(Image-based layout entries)
______
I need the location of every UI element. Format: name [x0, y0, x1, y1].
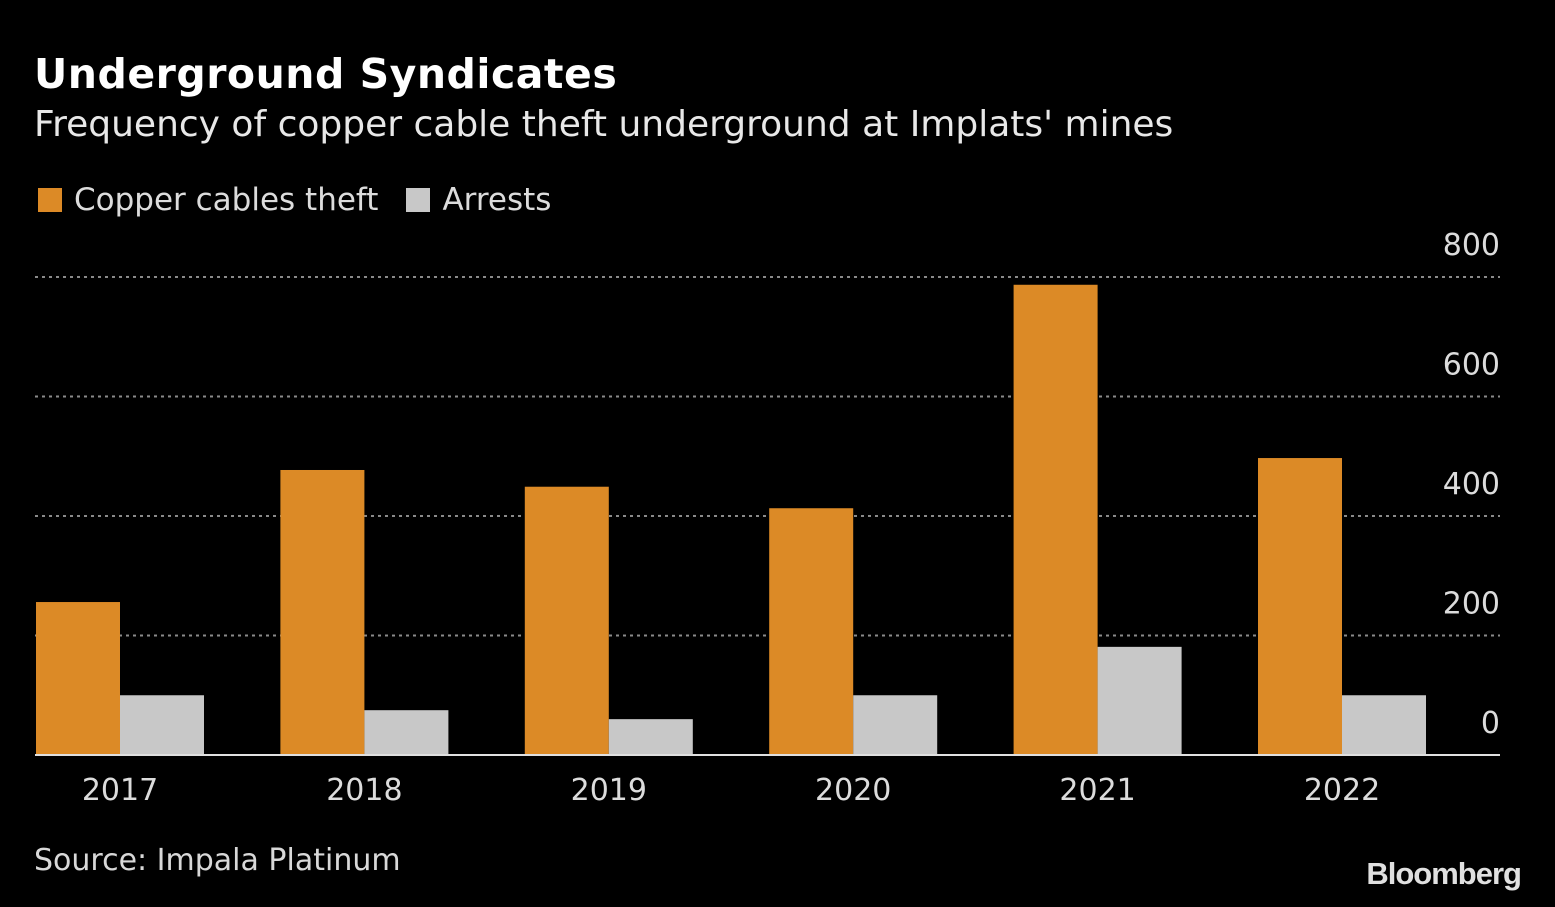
- bloomberg-logo: Bloomberg: [1366, 856, 1522, 891]
- chart-title: Underground Syndicates: [34, 50, 618, 98]
- bar-arrests-2022: [1342, 695, 1426, 755]
- bar-copper-2022: [1258, 458, 1342, 755]
- x-tick-label: 2020: [815, 773, 891, 808]
- bar-arrests-2017: [120, 695, 204, 755]
- bar-arrests-2018: [364, 710, 449, 755]
- x-tick-label: 2017: [82, 773, 158, 808]
- y-tick-label: 600: [1443, 348, 1500, 383]
- bar-copper-2020: [769, 508, 854, 755]
- y-tick-label: 800: [1443, 228, 1500, 263]
- bar-copper-2019: [524, 486, 609, 755]
- legend-label-copper: Copper cables theft: [74, 182, 379, 218]
- bar-copper-2018: [280, 469, 365, 755]
- bar-arrests-2019: [608, 719, 693, 755]
- legend-label-arrests: Arrests: [442, 182, 552, 218]
- x-tick-label: 2022: [1304, 773, 1380, 808]
- legend: Copper cables theft Arrests: [38, 182, 579, 218]
- y-tick-label: 200: [1443, 587, 1500, 622]
- y-tick-label: 400: [1443, 467, 1500, 502]
- x-tick-label: 2019: [571, 773, 647, 808]
- y-tick-label: 0: [1481, 706, 1500, 741]
- x-tick-label: 2021: [1059, 773, 1135, 808]
- bar-arrests-2021: [1097, 646, 1182, 755]
- bar-copper-2021: [1013, 284, 1098, 755]
- bar-arrests-2020: [853, 695, 938, 755]
- legend-swatch-arrests: [406, 188, 431, 212]
- source-note: Source: Impala Platinum: [34, 843, 401, 878]
- legend-item-copper: Copper cables theft: [38, 182, 378, 218]
- x-tick-label: 2018: [326, 773, 402, 808]
- legend-swatch-copper: [38, 188, 62, 212]
- bar-copper-2017: [36, 602, 120, 755]
- legend-item-arrests: Arrests: [406, 182, 551, 218]
- chart-subtitle: Frequency of copper cable theft undergro…: [34, 104, 1174, 145]
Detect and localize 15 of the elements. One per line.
______
Copy every item above word for word, leaving out the pictures.

I need the location of every UI element. Format: name [x0, y0, x1, y1].
- bloomberg-logo: Bloomberg: [1366, 856, 1522, 891]
- chart-title: Underground Syndicates: [34, 50, 618, 98]
- bar-arrests-2022: [1342, 695, 1426, 755]
- bar-copper-2022: [1258, 458, 1342, 755]
- x-tick-label: 2020: [815, 773, 891, 808]
- bar-arrests-2017: [120, 695, 204, 755]
- bar-arrests-2018: [364, 710, 449, 755]
- x-tick-label: 2017: [82, 773, 158, 808]
- y-tick-label: 600: [1443, 348, 1500, 383]
- bar-copper-2020: [769, 508, 854, 755]
- y-tick-label: 800: [1443, 228, 1500, 263]
- bar-copper-2019: [524, 486, 609, 755]
- legend-label-copper: Copper cables theft: [74, 182, 379, 218]
- bar-copper-2018: [280, 469, 365, 755]
- bar-arrests-2019: [608, 719, 693, 755]
- legend-label-arrests: Arrests: [442, 182, 552, 218]
- x-tick-label: 2022: [1304, 773, 1380, 808]
- legend: Copper cables theft Arrests: [38, 182, 579, 218]
- y-tick-label: 200: [1443, 587, 1500, 622]
- y-tick-label: 400: [1443, 467, 1500, 502]
- x-tick-label: 2019: [571, 773, 647, 808]
- y-tick-label: 0: [1481, 706, 1500, 741]
- x-tick-label: 2021: [1059, 773, 1135, 808]
- bar-arrests-2021: [1097, 646, 1182, 755]
- bar-copper-2021: [1013, 284, 1098, 755]
- bar-arrests-2020: [853, 695, 938, 755]
- legend-swatch-arrests: [406, 188, 431, 212]
- source-note: Source: Impala Platinum: [34, 843, 401, 878]
- legend-item-copper: Copper cables theft: [38, 182, 378, 218]
- x-tick-label: 2018: [326, 773, 402, 808]
- legend-swatch-copper: [38, 188, 62, 212]
- bar-copper-2017: [36, 602, 120, 755]
- legend-item-arrests: Arrests: [406, 182, 551, 218]
- chart-subtitle: Frequency of copper cable theft undergro…: [34, 104, 1174, 145]
Detect and localize 15 of the elements. One per line.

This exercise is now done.